Exercise aim:
List every film or television serial title named in the Aditi Vasudev article that follows.

Source passage:
____
- Occupation: Actress
- Years active: 2010–present

= Aditi Vasudev =

Indian film actress

Aditi Vasudev is an Indian actress, known for her roles in the comedy-drama film Do Dooni Chaar (2010) and the comedy film Sulemani Keeda (2014). She has made her TV debut in the serial Meri Aawaaz Hi Pehchaan Hain in February 2016, with her role as the young Ketaki, along with Amrita Rao, who also made her TV debut in the same serial playing Kalyani, the elder sister of Ketaki. The TV serial is telecast on &TV channel.

==Early life and education==
Vasudev attended Welham Girls' School in Dehradun, and then moved to Mumbai to attend the Barry John School for three months.

==Career==
She started her career with the small but successful film Do Dooni Chaar, directed by Habib Faisal. She was recommended by her co-star for her role in Sulemani Keeda. Though she was not convinced about the film in the conception stage, she got on board when she liked the final draft.
____
Record list:
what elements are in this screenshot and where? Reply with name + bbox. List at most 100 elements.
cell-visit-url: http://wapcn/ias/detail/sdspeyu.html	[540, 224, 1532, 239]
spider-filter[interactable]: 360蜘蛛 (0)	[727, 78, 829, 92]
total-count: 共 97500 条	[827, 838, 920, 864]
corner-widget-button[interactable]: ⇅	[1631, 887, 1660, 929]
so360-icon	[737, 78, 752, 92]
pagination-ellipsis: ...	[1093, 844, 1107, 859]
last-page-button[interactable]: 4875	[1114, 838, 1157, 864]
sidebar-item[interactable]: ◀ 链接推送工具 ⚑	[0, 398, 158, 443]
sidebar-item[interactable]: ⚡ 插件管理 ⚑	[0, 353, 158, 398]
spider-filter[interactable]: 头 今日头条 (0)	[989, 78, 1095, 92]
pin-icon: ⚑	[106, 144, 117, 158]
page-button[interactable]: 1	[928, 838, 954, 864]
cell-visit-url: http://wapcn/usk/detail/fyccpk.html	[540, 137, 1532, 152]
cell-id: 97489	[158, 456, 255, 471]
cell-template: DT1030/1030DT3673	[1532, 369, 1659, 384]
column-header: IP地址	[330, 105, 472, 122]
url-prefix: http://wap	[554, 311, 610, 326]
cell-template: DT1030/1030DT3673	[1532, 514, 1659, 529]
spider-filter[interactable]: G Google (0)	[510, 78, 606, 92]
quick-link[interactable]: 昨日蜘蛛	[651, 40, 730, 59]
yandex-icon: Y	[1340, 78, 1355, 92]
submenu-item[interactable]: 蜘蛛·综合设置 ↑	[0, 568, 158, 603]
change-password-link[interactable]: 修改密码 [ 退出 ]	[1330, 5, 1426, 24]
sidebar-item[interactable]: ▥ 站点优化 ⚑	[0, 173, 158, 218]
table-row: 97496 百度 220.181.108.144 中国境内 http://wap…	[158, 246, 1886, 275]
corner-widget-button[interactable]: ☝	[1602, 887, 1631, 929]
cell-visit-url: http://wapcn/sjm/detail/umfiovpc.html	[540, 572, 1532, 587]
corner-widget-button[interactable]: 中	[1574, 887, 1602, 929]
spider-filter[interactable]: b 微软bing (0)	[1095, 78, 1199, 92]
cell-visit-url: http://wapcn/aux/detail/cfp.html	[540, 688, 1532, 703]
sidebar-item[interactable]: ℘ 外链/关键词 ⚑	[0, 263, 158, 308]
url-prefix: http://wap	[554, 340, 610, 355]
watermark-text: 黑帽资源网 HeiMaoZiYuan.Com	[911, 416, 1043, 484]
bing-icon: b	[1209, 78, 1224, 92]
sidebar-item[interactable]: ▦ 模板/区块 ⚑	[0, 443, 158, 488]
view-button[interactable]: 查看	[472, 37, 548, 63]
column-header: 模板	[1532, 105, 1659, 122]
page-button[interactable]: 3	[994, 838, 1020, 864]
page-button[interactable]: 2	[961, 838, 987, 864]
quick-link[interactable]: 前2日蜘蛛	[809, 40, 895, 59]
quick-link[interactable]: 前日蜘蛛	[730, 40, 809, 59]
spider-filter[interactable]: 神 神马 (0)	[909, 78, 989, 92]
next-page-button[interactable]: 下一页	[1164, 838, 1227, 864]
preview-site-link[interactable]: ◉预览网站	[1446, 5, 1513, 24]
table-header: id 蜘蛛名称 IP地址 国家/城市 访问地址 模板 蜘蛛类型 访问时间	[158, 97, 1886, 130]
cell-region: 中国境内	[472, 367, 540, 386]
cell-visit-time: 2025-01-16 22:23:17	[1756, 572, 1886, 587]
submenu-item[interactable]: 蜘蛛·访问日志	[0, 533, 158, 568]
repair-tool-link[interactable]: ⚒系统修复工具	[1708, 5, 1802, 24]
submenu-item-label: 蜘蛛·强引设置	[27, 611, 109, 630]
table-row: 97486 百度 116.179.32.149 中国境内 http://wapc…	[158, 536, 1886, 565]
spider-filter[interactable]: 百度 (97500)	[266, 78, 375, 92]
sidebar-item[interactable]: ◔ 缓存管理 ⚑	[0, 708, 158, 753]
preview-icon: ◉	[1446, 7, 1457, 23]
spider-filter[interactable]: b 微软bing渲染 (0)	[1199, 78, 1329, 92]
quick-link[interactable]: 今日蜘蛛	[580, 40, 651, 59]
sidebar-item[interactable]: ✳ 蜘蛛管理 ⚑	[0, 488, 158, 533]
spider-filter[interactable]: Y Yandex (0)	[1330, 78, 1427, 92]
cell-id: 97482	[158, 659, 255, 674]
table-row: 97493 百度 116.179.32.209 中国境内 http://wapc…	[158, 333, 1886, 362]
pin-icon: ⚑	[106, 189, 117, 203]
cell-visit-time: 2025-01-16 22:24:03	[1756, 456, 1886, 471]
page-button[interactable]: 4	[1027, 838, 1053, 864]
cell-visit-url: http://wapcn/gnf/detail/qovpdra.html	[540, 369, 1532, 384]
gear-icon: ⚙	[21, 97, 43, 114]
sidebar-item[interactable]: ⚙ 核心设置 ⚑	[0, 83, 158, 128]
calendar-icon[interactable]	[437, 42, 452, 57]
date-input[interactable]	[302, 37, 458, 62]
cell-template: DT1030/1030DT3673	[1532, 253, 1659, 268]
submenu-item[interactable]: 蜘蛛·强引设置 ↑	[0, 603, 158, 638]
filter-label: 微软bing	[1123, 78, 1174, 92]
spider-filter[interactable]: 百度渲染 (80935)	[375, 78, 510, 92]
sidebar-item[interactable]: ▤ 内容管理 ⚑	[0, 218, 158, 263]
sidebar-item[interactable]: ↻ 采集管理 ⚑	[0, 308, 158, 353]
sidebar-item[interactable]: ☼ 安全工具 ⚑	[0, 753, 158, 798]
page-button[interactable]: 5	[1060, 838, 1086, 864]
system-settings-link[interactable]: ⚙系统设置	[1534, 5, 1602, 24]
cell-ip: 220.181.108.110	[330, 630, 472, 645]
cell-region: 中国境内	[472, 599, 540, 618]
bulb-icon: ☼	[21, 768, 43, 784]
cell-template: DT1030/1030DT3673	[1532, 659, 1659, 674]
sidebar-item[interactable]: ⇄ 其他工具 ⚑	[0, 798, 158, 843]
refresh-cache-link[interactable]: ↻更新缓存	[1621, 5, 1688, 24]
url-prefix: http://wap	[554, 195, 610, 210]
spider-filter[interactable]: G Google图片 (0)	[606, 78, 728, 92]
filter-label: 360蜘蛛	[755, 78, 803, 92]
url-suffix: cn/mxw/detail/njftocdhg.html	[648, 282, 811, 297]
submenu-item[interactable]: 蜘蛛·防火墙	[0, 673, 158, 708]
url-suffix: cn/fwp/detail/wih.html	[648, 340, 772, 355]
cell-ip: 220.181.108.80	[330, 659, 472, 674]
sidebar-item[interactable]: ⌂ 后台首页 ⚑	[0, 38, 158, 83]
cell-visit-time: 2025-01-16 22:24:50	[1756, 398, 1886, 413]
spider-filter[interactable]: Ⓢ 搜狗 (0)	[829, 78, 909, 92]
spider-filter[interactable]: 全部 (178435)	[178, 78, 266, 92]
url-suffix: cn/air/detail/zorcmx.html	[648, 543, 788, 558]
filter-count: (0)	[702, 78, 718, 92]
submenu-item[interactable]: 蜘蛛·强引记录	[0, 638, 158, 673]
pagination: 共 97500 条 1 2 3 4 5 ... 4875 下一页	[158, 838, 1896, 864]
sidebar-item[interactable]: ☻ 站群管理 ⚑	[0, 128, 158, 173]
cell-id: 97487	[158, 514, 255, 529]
____
Result for this task:
- Do Dooni Chaar
- Sulemani Keeda
- Meri Aawaaz Hi Pehchaan Hain